Your copy should match the entries exactly, except that it holds no pictures.

▬▬▬▬▬▬

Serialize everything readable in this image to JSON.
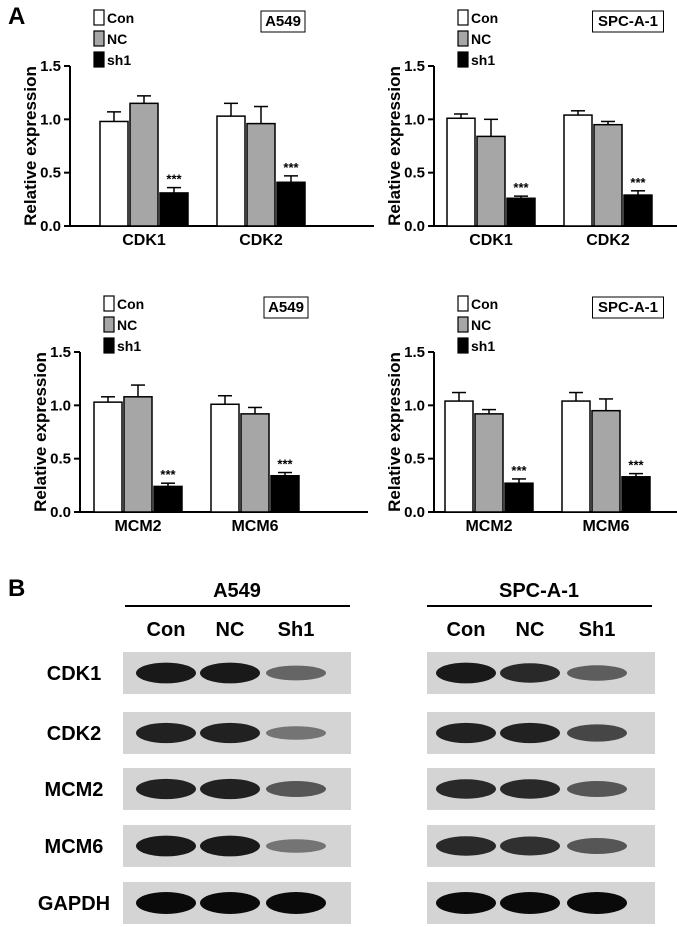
{
  "panel_a_letter": "A",
  "panel_b_letter": "B",
  "chart_data": [
    {
      "type": "bar",
      "title": "A549",
      "ylabel": "Relative expression",
      "xlabel": "",
      "categories": [
        "CDK1",
        "CDK2"
      ],
      "ylim": [
        0,
        1.5
      ],
      "yticks": [
        "0.0",
        "0.5",
        "1.0",
        "1.5"
      ],
      "series": [
        {
          "name": "Con",
          "values": [
            0.98,
            1.03
          ],
          "errors": [
            0.09,
            0.12
          ],
          "color": "#ffffff"
        },
        {
          "name": "NC",
          "values": [
            1.15,
            0.96
          ],
          "errors": [
            0.07,
            0.16
          ],
          "color": "#a6a6a6"
        },
        {
          "name": "sh1",
          "values": [
            0.31,
            0.41
          ],
          "errors": [
            0.05,
            0.06
          ],
          "color": "#000000"
        }
      ],
      "annotations": [
        "***",
        "***"
      ],
      "legend_position": "top-left"
    },
    {
      "type": "bar",
      "title": "SPC-A-1",
      "ylabel": "Relative expression",
      "xlabel": "",
      "categories": [
        "CDK1",
        "CDK2"
      ],
      "ylim": [
        0,
        1.5
      ],
      "yticks": [
        "0.0",
        "0.5",
        "1.0",
        "1.5"
      ],
      "series": [
        {
          "name": "Con",
          "values": [
            1.01,
            1.04
          ],
          "errors": [
            0.04,
            0.04
          ],
          "color": "#ffffff"
        },
        {
          "name": "NC",
          "values": [
            0.84,
            0.95
          ],
          "errors": [
            0.16,
            0.03
          ],
          "color": "#a6a6a6"
        },
        {
          "name": "sh1",
          "values": [
            0.26,
            0.29
          ],
          "errors": [
            0.02,
            0.04
          ],
          "color": "#000000"
        }
      ],
      "annotations": [
        "***",
        "***"
      ],
      "legend_position": "top-left"
    },
    {
      "type": "bar",
      "title": "A549",
      "ylabel": "Relative expression",
      "xlabel": "",
      "categories": [
        "MCM2",
        "MCM6"
      ],
      "ylim": [
        0,
        1.5
      ],
      "yticks": [
        "0.0",
        "0.5",
        "1.0",
        "1.5"
      ],
      "series": [
        {
          "name": "Con",
          "values": [
            1.03,
            1.01
          ],
          "errors": [
            0.05,
            0.08
          ],
          "color": "#ffffff"
        },
        {
          "name": "NC",
          "values": [
            1.08,
            0.92
          ],
          "errors": [
            0.11,
            0.06
          ],
          "color": "#a6a6a6"
        },
        {
          "name": "sh1",
          "values": [
            0.24,
            0.34
          ],
          "errors": [
            0.03,
            0.03
          ],
          "color": "#000000"
        }
      ],
      "annotations": [
        "***",
        "***"
      ],
      "legend_position": "top-left"
    },
    {
      "type": "bar",
      "title": "SPC-A-1",
      "ylabel": "Relative expression",
      "xlabel": "",
      "categories": [
        "MCM2",
        "MCM6"
      ],
      "ylim": [
        0,
        1.5
      ],
      "yticks": [
        "0.0",
        "0.5",
        "1.0",
        "1.5"
      ],
      "series": [
        {
          "name": "Con",
          "values": [
            1.04,
            1.04
          ],
          "errors": [
            0.08,
            0.08
          ],
          "color": "#ffffff"
        },
        {
          "name": "NC",
          "values": [
            0.92,
            0.95
          ],
          "errors": [
            0.04,
            0.11
          ],
          "color": "#a6a6a6"
        },
        {
          "name": "sh1",
          "values": [
            0.27,
            0.33
          ],
          "errors": [
            0.04,
            0.03
          ],
          "color": "#000000"
        }
      ],
      "annotations": [
        "***",
        "***"
      ],
      "legend_position": "top-left"
    }
  ],
  "western_blot": {
    "proteins": [
      "CDK1",
      "CDK2",
      "MCM2",
      "MCM6",
      "GAPDH"
    ],
    "groups": [
      {
        "name": "A549",
        "lanes": [
          "Con",
          "NC",
          "Sh1"
        ],
        "band_intensity": [
          [
            0.9,
            0.9,
            0.4
          ],
          [
            0.85,
            0.85,
            0.3
          ],
          [
            0.85,
            0.85,
            0.5
          ],
          [
            0.9,
            0.9,
            0.3
          ],
          [
            1.0,
            1.0,
            1.0
          ]
        ]
      },
      {
        "name": "SPC-A-1",
        "lanes": [
          "Con",
          "NC",
          "Sh1"
        ],
        "band_intensity": [
          [
            0.9,
            0.8,
            0.45
          ],
          [
            0.85,
            0.85,
            0.6
          ],
          [
            0.8,
            0.8,
            0.5
          ],
          [
            0.8,
            0.75,
            0.5
          ],
          [
            1.0,
            1.0,
            1.0
          ]
        ]
      }
    ],
    "background_color": "#d4d4d4",
    "band_color": "#0a0a0a"
  }
}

▬▬▬▬▬▬

EXERCISE ANSWER:
Serialize everything readable in this image to JSON.
{
  "panel_a_letter": "A",
  "panel_b_letter": "B",
  "chart_data": [
    {
      "type": "bar",
      "title": "A549",
      "ylabel": "Relative expression",
      "xlabel": "",
      "categories": [
        "CDK1",
        "CDK2"
      ],
      "ylim": [
        0,
        1.5
      ],
      "yticks": [
        "0.0",
        "0.5",
        "1.0",
        "1.5"
      ],
      "series": [
        {
          "name": "Con",
          "values": [
            0.98,
            1.03
          ],
          "errors": [
            0.09,
            0.12
          ],
          "color": "#ffffff"
        },
        {
          "name": "NC",
          "values": [
            1.15,
            0.96
          ],
          "errors": [
            0.07,
            0.16
          ],
          "color": "#a6a6a6"
        },
        {
          "name": "sh1",
          "values": [
            0.31,
            0.41
          ],
          "errors": [
            0.05,
            0.06
          ],
          "color": "#000000"
        }
      ],
      "annotations": [
        "***",
        "***"
      ],
      "legend_position": "top-left"
    },
    {
      "type": "bar",
      "title": "SPC-A-1",
      "ylabel": "Relative expression",
      "xlabel": "",
      "categories": [
        "CDK1",
        "CDK2"
      ],
      "ylim": [
        0,
        1.5
      ],
      "yticks": [
        "0.0",
        "0.5",
        "1.0",
        "1.5"
      ],
      "series": [
        {
          "name": "Con",
          "values": [
            1.01,
            1.04
          ],
          "errors": [
            0.04,
            0.04
          ],
          "color": "#ffffff"
        },
        {
          "name": "NC",
          "values": [
            0.84,
            0.95
          ],
          "errors": [
            0.16,
            0.03
          ],
          "color": "#a6a6a6"
        },
        {
          "name": "sh1",
          "values": [
            0.26,
            0.29
          ],
          "errors": [
            0.02,
            0.04
          ],
          "color": "#000000"
        }
      ],
      "annotations": [
        "***",
        "***"
      ],
      "legend_position": "top-left"
    },
    {
      "type": "bar",
      "title": "A549",
      "ylabel": "Relative expression",
      "xlabel": "",
      "categories": [
        "MCM2",
        "MCM6"
      ],
      "ylim": [
        0,
        1.5
      ],
      "yticks": [
        "0.0",
        "0.5",
        "1.0",
        "1.5"
      ],
      "series": [
        {
          "name": "Con",
          "values": [
            1.03,
            1.01
          ],
          "errors": [
            0.05,
            0.08
          ],
          "color": "#ffffff"
        },
        {
          "name": "NC",
          "values": [
            1.08,
            0.92
          ],
          "errors": [
            0.11,
            0.06
          ],
          "color": "#a6a6a6"
        },
        {
          "name": "sh1",
          "values": [
            0.24,
            0.34
          ],
          "errors": [
            0.03,
            0.03
          ],
          "color": "#000000"
        }
      ],
      "annotations": [
        "***",
        "***"
      ],
      "legend_position": "top-left"
    },
    {
      "type": "bar",
      "title": "SPC-A-1",
      "ylabel": "Relative expression",
      "xlabel": "",
      "categories": [
        "MCM2",
        "MCM6"
      ],
      "ylim": [
        0,
        1.5
      ],
      "yticks": [
        "0.0",
        "0.5",
        "1.0",
        "1.5"
      ],
      "series": [
        {
          "name": "Con",
          "values": [
            1.04,
            1.04
          ],
          "errors": [
            0.08,
            0.08
          ],
          "color": "#ffffff"
        },
        {
          "name": "NC",
          "values": [
            0.92,
            0.95
          ],
          "errors": [
            0.04,
            0.11
          ],
          "color": "#a6a6a6"
        },
        {
          "name": "sh1",
          "values": [
            0.27,
            0.33
          ],
          "errors": [
            0.04,
            0.03
          ],
          "color": "#000000"
        }
      ],
      "annotations": [
        "***",
        "***"
      ],
      "legend_position": "top-left"
    }
  ],
  "western_blot": {
    "proteins": [
      "CDK1",
      "CDK2",
      "MCM2",
      "MCM6",
      "GAPDH"
    ],
    "groups": [
      {
        "name": "A549",
        "lanes": [
          "Con",
          "NC",
          "Sh1"
        ],
        "band_intensity": [
          [
            0.9,
            0.9,
            0.4
          ],
          [
            0.85,
            0.85,
            0.3
          ],
          [
            0.85,
            0.85,
            0.5
          ],
          [
            0.9,
            0.9,
            0.3
          ],
          [
            1.0,
            1.0,
            1.0
          ]
        ]
      },
      {
        "name": "SPC-A-1",
        "lanes": [
          "Con",
          "NC",
          "Sh1"
        ],
        "band_intensity": [
          [
            0.9,
            0.8,
            0.45
          ],
          [
            0.85,
            0.85,
            0.6
          ],
          [
            0.8,
            0.8,
            0.5
          ],
          [
            0.8,
            0.75,
            0.5
          ],
          [
            1.0,
            1.0,
            1.0
          ]
        ]
      }
    ],
    "background_color": "#d4d4d4",
    "band_color": "#0a0a0a"
  }
}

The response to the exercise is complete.